(Lines of data)

-*-*-

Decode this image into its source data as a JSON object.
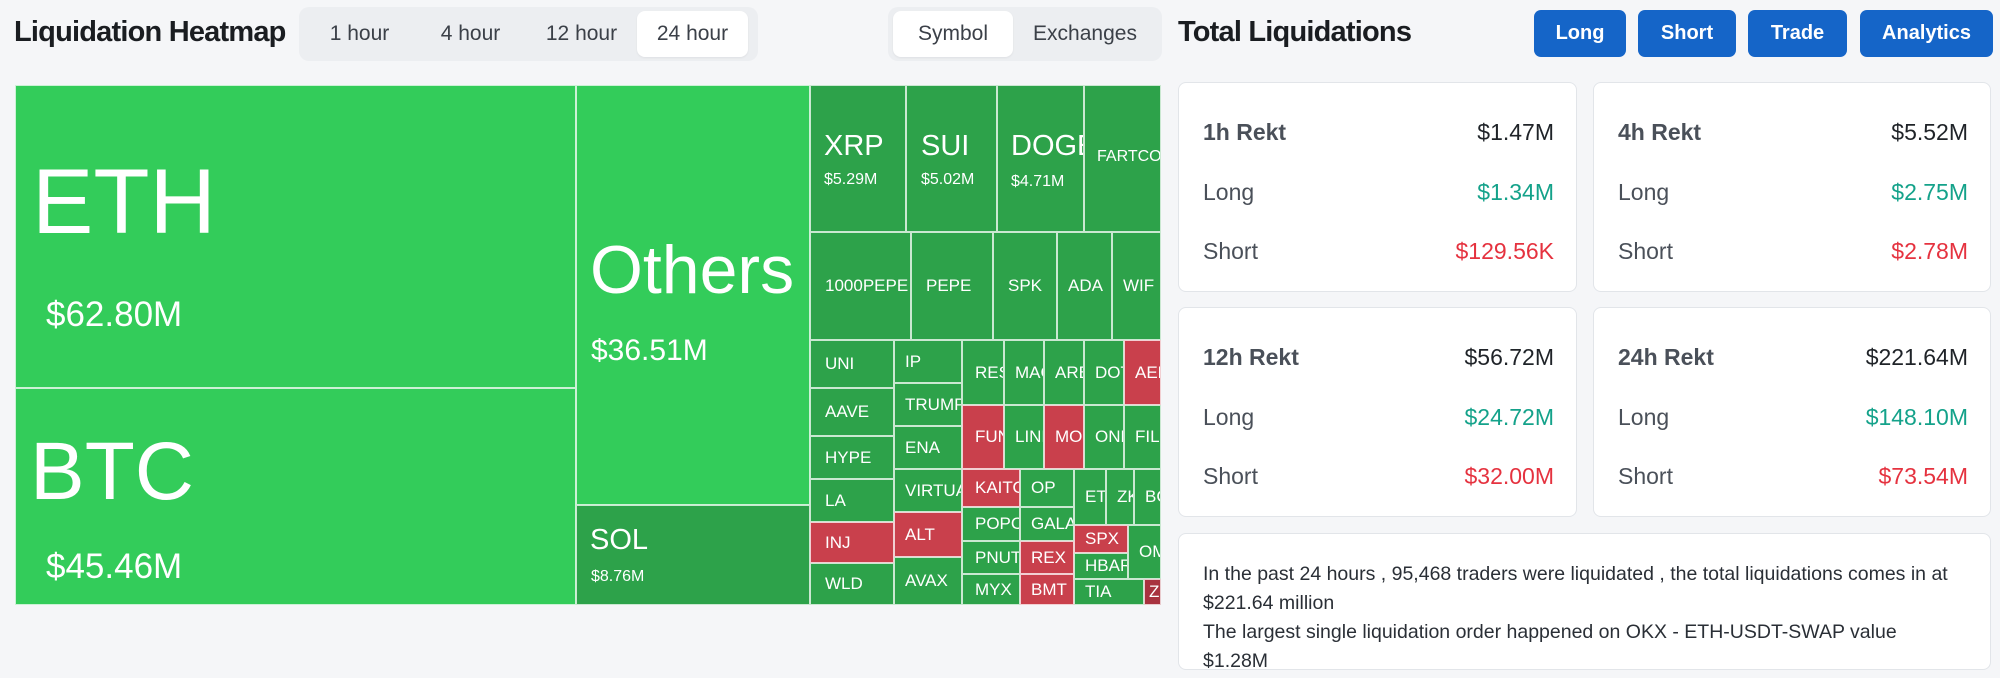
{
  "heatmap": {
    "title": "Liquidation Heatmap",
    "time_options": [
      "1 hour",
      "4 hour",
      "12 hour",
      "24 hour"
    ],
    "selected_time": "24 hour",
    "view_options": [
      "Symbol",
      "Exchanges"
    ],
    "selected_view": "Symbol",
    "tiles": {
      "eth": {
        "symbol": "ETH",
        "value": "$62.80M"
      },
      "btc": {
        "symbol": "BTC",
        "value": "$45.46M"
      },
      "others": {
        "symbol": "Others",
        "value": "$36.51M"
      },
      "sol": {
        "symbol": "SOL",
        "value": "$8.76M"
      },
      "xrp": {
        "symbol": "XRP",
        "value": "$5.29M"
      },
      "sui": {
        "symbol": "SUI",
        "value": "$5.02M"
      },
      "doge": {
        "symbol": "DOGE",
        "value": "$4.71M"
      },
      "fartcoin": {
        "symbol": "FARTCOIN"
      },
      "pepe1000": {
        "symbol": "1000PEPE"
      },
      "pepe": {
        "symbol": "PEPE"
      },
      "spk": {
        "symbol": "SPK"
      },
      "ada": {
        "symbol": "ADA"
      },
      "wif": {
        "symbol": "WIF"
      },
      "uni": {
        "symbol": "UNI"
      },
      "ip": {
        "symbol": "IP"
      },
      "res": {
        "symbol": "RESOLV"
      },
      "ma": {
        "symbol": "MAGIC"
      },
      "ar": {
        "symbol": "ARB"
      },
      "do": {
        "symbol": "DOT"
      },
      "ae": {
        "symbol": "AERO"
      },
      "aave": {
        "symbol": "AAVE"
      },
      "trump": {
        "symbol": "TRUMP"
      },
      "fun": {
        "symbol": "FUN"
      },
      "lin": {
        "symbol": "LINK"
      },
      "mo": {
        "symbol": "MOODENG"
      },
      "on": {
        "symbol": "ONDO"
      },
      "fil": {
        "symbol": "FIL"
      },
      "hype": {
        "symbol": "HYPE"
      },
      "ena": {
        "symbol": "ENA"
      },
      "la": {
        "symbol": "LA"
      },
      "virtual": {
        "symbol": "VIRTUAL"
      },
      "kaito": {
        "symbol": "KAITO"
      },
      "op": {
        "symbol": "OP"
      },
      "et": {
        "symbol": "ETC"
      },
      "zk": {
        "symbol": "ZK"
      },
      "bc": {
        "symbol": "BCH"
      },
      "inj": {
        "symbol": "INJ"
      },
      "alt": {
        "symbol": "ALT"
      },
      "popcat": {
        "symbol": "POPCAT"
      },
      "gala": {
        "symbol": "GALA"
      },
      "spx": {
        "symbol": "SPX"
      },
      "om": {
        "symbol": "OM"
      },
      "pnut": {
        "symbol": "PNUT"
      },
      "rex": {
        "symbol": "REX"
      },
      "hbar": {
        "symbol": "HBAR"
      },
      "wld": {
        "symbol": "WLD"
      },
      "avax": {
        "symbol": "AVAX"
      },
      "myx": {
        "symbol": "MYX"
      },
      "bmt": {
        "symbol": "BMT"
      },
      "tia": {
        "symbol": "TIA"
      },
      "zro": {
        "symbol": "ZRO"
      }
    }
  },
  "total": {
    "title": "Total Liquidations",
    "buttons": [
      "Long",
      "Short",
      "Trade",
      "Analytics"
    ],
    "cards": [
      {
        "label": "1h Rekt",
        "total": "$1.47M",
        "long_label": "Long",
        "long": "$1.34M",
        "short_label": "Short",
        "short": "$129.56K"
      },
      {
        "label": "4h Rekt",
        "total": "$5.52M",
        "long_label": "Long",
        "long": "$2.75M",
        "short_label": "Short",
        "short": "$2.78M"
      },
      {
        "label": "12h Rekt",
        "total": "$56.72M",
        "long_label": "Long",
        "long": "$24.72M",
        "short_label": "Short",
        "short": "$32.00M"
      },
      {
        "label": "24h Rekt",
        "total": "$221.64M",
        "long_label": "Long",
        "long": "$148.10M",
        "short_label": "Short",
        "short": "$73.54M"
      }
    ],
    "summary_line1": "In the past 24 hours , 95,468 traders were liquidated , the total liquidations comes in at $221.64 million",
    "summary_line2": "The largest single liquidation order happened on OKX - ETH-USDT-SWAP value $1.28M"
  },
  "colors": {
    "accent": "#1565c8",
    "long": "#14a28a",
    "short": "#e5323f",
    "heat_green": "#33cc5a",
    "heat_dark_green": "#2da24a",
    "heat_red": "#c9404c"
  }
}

-*-*-

**Your goal**
Transcribe every line from the records above without alteration, and leave out the images.

**Answer in full**
Decode this image into its source data as a JSON object.
{
  "heatmap": {
    "title": "Liquidation Heatmap",
    "time_options": [
      "1 hour",
      "4 hour",
      "12 hour",
      "24 hour"
    ],
    "selected_time": "24 hour",
    "view_options": [
      "Symbol",
      "Exchanges"
    ],
    "selected_view": "Symbol",
    "tiles": {
      "eth": {
        "symbol": "ETH",
        "value": "$62.80M"
      },
      "btc": {
        "symbol": "BTC",
        "value": "$45.46M"
      },
      "others": {
        "symbol": "Others",
        "value": "$36.51M"
      },
      "sol": {
        "symbol": "SOL",
        "value": "$8.76M"
      },
      "xrp": {
        "symbol": "XRP",
        "value": "$5.29M"
      },
      "sui": {
        "symbol": "SUI",
        "value": "$5.02M"
      },
      "doge": {
        "symbol": "DOGE",
        "value": "$4.71M"
      },
      "fartcoin": {
        "symbol": "FARTCOIN"
      },
      "pepe1000": {
        "symbol": "1000PEPE"
      },
      "pepe": {
        "symbol": "PEPE"
      },
      "spk": {
        "symbol": "SPK"
      },
      "ada": {
        "symbol": "ADA"
      },
      "wif": {
        "symbol": "WIF"
      },
      "uni": {
        "symbol": "UNI"
      },
      "ip": {
        "symbol": "IP"
      },
      "res": {
        "symbol": "RESOLV"
      },
      "ma": {
        "symbol": "MAGIC"
      },
      "ar": {
        "symbol": "ARB"
      },
      "do": {
        "symbol": "DOT"
      },
      "ae": {
        "symbol": "AERO"
      },
      "aave": {
        "symbol": "AAVE"
      },
      "trump": {
        "symbol": "TRUMP"
      },
      "fun": {
        "symbol": "FUN"
      },
      "lin": {
        "symbol": "LINK"
      },
      "mo": {
        "symbol": "MOODENG"
      },
      "on": {
        "symbol": "ONDO"
      },
      "fil": {
        "symbol": "FIL"
      },
      "hype": {
        "symbol": "HYPE"
      },
      "ena": {
        "symbol": "ENA"
      },
      "la": {
        "symbol": "LA"
      },
      "virtual": {
        "symbol": "VIRTUAL"
      },
      "kaito": {
        "symbol": "KAITO"
      },
      "op": {
        "symbol": "OP"
      },
      "et": {
        "symbol": "ETC"
      },
      "zk": {
        "symbol": "ZK"
      },
      "bc": {
        "symbol": "BCH"
      },
      "inj": {
        "symbol": "INJ"
      },
      "alt": {
        "symbol": "ALT"
      },
      "popcat": {
        "symbol": "POPCAT"
      },
      "gala": {
        "symbol": "GALA"
      },
      "spx": {
        "symbol": "SPX"
      },
      "om": {
        "symbol": "OM"
      },
      "pnut": {
        "symbol": "PNUT"
      },
      "rex": {
        "symbol": "REX"
      },
      "hbar": {
        "symbol": "HBAR"
      },
      "wld": {
        "symbol": "WLD"
      },
      "avax": {
        "symbol": "AVAX"
      },
      "myx": {
        "symbol": "MYX"
      },
      "bmt": {
        "symbol": "BMT"
      },
      "tia": {
        "symbol": "TIA"
      },
      "zro": {
        "symbol": "ZRO"
      }
    }
  },
  "total": {
    "title": "Total Liquidations",
    "buttons": [
      "Long",
      "Short",
      "Trade",
      "Analytics"
    ],
    "cards": [
      {
        "label": "1h Rekt",
        "total": "$1.47M",
        "long_label": "Long",
        "long": "$1.34M",
        "short_label": "Short",
        "short": "$129.56K"
      },
      {
        "label": "4h Rekt",
        "total": "$5.52M",
        "long_label": "Long",
        "long": "$2.75M",
        "short_label": "Short",
        "short": "$2.78M"
      },
      {
        "label": "12h Rekt",
        "total": "$56.72M",
        "long_label": "Long",
        "long": "$24.72M",
        "short_label": "Short",
        "short": "$32.00M"
      },
      {
        "label": "24h Rekt",
        "total": "$221.64M",
        "long_label": "Long",
        "long": "$148.10M",
        "short_label": "Short",
        "short": "$73.54M"
      }
    ],
    "summary_line1": "In the past 24 hours , 95,468 traders were liquidated , the total liquidations comes in at $221.64 million",
    "summary_line2": "The largest single liquidation order happened on OKX - ETH-USDT-SWAP value $1.28M"
  },
  "colors": {
    "accent": "#1565c8",
    "long": "#14a28a",
    "short": "#e5323f",
    "heat_green": "#33cc5a",
    "heat_dark_green": "#2da24a",
    "heat_red": "#c9404c"
  }
}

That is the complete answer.